Filter the entries below, keeping only lines with the word "JSON".
--- begin Given information ---
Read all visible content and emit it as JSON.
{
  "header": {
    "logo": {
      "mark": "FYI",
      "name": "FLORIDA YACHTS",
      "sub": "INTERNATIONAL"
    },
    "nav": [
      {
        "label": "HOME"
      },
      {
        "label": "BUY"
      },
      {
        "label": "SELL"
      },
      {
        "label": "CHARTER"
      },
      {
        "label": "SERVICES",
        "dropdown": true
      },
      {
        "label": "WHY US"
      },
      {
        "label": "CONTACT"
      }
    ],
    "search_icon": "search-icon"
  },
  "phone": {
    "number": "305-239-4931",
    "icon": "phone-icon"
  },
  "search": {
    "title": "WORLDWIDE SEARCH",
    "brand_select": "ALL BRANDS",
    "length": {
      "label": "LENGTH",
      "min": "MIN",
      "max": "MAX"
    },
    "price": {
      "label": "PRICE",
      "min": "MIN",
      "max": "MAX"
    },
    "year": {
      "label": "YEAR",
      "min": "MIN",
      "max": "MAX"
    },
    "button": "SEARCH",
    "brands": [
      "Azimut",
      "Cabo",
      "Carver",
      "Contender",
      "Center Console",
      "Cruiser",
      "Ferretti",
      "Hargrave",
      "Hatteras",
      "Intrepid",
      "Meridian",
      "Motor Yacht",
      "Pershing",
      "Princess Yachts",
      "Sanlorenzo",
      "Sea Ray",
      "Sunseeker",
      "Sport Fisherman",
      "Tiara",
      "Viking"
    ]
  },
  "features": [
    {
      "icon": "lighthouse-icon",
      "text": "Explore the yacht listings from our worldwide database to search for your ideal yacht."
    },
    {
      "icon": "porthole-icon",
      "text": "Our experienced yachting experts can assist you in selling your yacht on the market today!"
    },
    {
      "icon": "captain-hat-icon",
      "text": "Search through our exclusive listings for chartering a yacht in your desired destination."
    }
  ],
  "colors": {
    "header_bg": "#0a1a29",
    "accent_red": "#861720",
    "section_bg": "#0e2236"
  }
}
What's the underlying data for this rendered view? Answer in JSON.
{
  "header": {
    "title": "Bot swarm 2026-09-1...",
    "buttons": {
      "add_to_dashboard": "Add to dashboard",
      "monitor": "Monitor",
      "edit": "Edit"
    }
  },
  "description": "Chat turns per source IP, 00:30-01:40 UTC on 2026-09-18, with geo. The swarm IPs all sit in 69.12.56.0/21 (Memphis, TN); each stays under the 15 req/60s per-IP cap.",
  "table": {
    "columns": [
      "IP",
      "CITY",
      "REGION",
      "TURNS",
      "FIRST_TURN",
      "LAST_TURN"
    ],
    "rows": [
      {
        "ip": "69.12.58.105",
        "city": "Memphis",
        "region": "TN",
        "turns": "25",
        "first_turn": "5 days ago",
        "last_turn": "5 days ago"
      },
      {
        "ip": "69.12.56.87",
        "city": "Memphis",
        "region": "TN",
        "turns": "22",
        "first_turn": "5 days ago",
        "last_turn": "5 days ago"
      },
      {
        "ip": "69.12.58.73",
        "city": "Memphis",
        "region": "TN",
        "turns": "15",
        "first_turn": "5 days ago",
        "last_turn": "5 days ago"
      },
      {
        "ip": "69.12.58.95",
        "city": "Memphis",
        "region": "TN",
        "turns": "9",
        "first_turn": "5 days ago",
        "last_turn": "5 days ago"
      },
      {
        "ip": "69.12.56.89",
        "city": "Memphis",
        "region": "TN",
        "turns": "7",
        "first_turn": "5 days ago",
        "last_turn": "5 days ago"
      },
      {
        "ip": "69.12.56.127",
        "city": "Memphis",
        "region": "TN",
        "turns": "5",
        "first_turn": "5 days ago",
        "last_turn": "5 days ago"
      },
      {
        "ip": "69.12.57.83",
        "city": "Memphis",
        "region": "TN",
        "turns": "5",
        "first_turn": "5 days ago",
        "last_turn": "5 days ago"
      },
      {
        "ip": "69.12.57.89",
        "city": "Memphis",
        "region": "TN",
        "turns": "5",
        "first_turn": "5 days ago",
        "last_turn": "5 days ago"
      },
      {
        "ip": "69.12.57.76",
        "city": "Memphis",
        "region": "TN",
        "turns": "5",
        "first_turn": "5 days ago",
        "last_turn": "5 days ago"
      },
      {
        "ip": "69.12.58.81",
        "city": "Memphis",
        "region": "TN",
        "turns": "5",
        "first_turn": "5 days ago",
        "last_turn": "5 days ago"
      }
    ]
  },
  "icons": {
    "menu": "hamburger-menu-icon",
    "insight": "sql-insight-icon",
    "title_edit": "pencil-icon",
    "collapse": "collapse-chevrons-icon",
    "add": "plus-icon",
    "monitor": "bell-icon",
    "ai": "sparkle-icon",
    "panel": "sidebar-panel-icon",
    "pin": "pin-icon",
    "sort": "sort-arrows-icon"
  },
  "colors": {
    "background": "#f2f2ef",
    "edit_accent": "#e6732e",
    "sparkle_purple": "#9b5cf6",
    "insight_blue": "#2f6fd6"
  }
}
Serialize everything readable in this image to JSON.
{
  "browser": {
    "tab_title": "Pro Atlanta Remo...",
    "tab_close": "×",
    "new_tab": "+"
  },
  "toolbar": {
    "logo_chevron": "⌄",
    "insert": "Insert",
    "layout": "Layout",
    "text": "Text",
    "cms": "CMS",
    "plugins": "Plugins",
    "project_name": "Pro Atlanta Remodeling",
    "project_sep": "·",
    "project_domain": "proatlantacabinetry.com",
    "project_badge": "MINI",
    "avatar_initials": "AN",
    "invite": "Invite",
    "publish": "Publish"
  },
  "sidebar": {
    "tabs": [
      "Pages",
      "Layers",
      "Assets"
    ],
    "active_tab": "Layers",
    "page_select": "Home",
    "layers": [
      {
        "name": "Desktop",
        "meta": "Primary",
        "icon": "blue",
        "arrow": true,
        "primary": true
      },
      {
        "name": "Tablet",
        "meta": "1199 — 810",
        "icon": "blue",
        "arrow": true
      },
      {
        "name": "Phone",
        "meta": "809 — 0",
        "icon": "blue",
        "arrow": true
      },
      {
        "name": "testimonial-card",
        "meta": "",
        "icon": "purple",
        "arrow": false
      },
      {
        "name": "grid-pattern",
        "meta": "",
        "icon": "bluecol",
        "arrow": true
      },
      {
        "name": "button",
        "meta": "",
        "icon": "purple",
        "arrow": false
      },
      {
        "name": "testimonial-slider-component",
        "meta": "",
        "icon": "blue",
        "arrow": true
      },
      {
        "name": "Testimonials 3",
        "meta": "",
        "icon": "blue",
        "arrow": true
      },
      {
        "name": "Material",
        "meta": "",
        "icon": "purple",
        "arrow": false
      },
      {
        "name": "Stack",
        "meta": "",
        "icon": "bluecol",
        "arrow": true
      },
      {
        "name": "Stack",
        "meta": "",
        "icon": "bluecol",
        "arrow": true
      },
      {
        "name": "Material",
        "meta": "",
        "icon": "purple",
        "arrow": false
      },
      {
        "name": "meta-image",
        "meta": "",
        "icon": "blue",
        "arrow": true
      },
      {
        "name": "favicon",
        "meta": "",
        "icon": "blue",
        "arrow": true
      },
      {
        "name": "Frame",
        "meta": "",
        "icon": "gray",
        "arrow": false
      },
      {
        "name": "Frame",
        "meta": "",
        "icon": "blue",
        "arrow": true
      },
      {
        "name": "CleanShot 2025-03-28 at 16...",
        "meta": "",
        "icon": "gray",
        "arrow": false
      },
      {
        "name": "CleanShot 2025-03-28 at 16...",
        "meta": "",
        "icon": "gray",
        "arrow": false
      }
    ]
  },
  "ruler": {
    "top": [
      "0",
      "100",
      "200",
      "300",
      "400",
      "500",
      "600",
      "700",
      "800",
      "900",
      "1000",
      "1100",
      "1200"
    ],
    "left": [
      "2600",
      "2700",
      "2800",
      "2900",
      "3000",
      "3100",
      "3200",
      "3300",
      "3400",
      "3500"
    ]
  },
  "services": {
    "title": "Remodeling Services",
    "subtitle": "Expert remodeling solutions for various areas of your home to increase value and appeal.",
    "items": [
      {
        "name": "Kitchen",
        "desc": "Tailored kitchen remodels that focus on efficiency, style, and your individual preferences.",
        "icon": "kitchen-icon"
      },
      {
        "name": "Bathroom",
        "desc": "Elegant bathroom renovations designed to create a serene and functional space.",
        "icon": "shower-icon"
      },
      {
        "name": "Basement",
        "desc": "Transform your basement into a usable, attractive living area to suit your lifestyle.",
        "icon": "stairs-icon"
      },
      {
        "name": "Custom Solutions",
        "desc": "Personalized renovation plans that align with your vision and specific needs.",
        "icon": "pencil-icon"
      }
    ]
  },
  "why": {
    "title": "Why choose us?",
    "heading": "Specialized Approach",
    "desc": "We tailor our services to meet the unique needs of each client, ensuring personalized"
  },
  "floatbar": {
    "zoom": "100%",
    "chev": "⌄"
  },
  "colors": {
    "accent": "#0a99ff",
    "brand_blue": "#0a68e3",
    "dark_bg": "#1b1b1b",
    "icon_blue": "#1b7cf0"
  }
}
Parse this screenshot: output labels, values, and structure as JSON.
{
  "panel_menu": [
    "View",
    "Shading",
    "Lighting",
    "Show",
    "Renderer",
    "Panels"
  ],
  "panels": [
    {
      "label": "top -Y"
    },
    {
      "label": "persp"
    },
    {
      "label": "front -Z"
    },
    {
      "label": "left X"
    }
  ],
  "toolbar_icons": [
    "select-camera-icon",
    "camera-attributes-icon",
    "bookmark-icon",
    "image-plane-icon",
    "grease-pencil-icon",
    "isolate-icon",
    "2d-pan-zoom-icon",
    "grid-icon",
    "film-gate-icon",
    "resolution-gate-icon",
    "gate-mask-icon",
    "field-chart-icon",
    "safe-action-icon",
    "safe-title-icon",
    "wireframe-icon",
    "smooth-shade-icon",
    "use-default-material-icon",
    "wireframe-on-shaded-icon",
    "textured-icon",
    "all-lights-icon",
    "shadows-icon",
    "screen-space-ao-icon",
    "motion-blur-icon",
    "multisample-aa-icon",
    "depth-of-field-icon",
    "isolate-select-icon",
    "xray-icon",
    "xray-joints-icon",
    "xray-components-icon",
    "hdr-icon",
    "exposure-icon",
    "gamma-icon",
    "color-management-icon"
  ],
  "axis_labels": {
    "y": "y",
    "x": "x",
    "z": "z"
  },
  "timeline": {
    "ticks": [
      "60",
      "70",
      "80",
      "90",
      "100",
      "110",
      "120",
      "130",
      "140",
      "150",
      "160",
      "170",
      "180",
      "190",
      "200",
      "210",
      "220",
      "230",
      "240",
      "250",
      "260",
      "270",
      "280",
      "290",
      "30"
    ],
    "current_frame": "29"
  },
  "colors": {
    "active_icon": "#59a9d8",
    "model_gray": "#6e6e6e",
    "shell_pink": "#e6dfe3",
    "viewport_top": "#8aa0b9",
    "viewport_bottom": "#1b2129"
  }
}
--- end Given information ---
> [Full solution]
Read all visible content and emit it as JSON.
What's the underlying data for this rendered view? Answer in JSON.
Serialize everything readable in this image to JSON.
Parse this screenshot: output labels, values, and structure as JSON.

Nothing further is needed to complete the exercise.